■ Texte à lire ■
---*---

©Alex Llovet
C’est un livre de passages, de seuils, de lumière et de mélancolie.
Une œuvre de mémoire ouverte.
Summer’s almost gone, du photographe espagnol Alex Llovet, né à Barcelone en 1974, est un astre noir se composant de pages à déplier montrant deux fois les mêmes images selon une dialectique constante rappelant le processus négatif/positif.
La structure des vingt-quatre polyptiques de quatre images montrées ici induit donc chez le spectateur une double conscience de la disparition et de l’apparition, du deuil – des vacances, puisque l’ensemble des images provient de vacances passées par l’auteur avec sa famille au Royaume-Uni et en Espagne, entre 2016 et 2021 -, et de l’allégresse.

©Alex Llovet
On peut considérer Summer’s almost gone comme un chemin d’initiation : apprendre à grandir, apprendre de son corps au contact des éléments fondamentaux, apprendre à traverser ses peurs sans perdre une énergie vitale première, primitive.

---*---

■ Données fournies ■

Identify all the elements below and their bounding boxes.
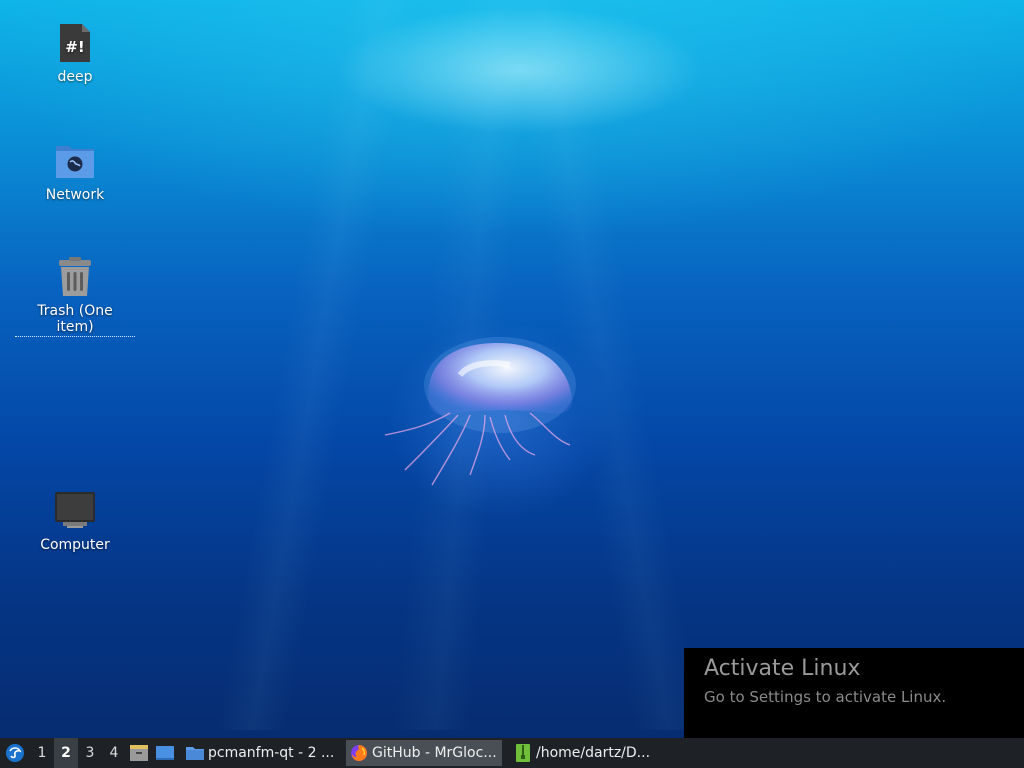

---*---

■ Actions demandées ■
a – Recopiez mot pour mot le passage du texte sur Summer’s almost gone qui va de « Summer’s almost gone, du » à « et de l’allégresse. ».
b – Dans le texte sur Summer’s almost gone, condensez le paragraphe commençant par « La structure des vingt-quatre polyptiques » en deux phrases qui en gardent les faits essentiels.

■ Résultats obtenus ■
a –
Summer’s almost gone, du photographe espagnol Alex Llovet, né à Barcelone en 1974, est un astre noir se composant de pages à déplier montrant deux fois les mêmes images selon une dialectique constante rappelant le processus négatif/positif.
La structure des vingt-quatre polyptiques de quatre images montrées ici induit donc chez le spectateur une double conscience de la disparition et de l’apparition, du deuil – des vacances, puisque l’ensemble des images provient de vacances passées par l’auteur avec sa famille au Royaume-Uni et en Espagne, entre 2016 et 2021 -, et de l’allégresse.

b – Les vingt-quatre polyptiques de quatre images suscitent chez le spectateur une double conscience, celle de la disparition et de l’apparition, du deuil des vacances et de l’allégresse. Toutes les images viennent de vacances passées par l’auteur en famille au Royaume-Uni et en Espagne entre 2016 et 2021.